• WORK TO BE COMPLETED: State only the count of lines in the listing below that hold "information".

Stored records
▼

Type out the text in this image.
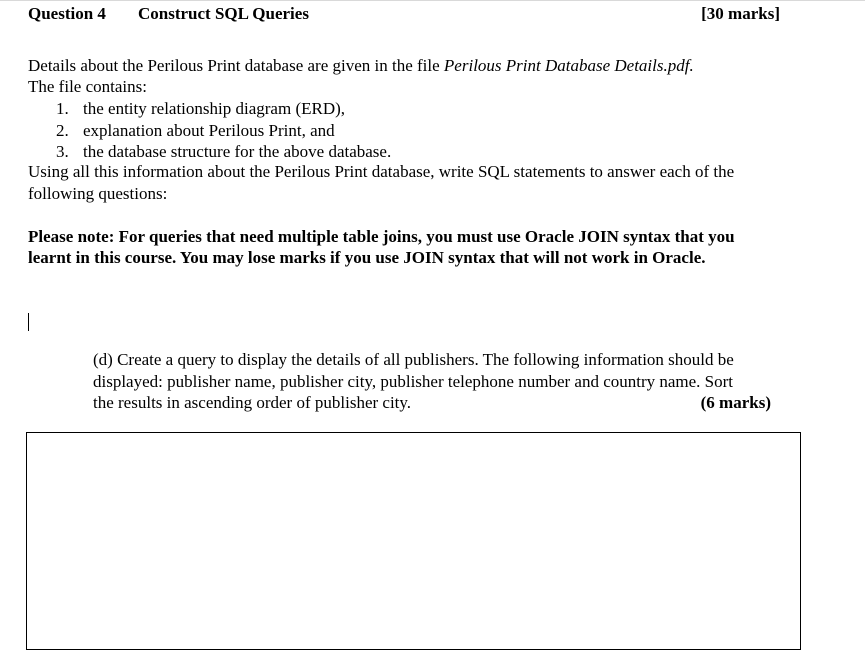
Question 4 Construct SQL Queries	[30 marks]
Details about the Perilous Print database are given in the file Perilous Print Database Details.pdf.
The file contains:
1. the entity relationship diagram (ERD),
2. explanation about Perilous Print, and
3. the database structure for the above database.
Using all this information about the Perilous Print database, write SQL statements to answer each of the
following questions:
Please note: For queries that need multiple table joins, you must use Oracle JOIN syntax that you
learnt in this course. You may lose marks if you use JOIN syntax that will not work in Oracle.
(d) Create a query to display the details of all publishers. The following information should be
displayed: publisher name, publisher city, publisher telephone number and country name. Sort
the results in ascending order of publisher city.	(6 marks)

▲

• RESPONSE FOR THIS EXERCISE: 2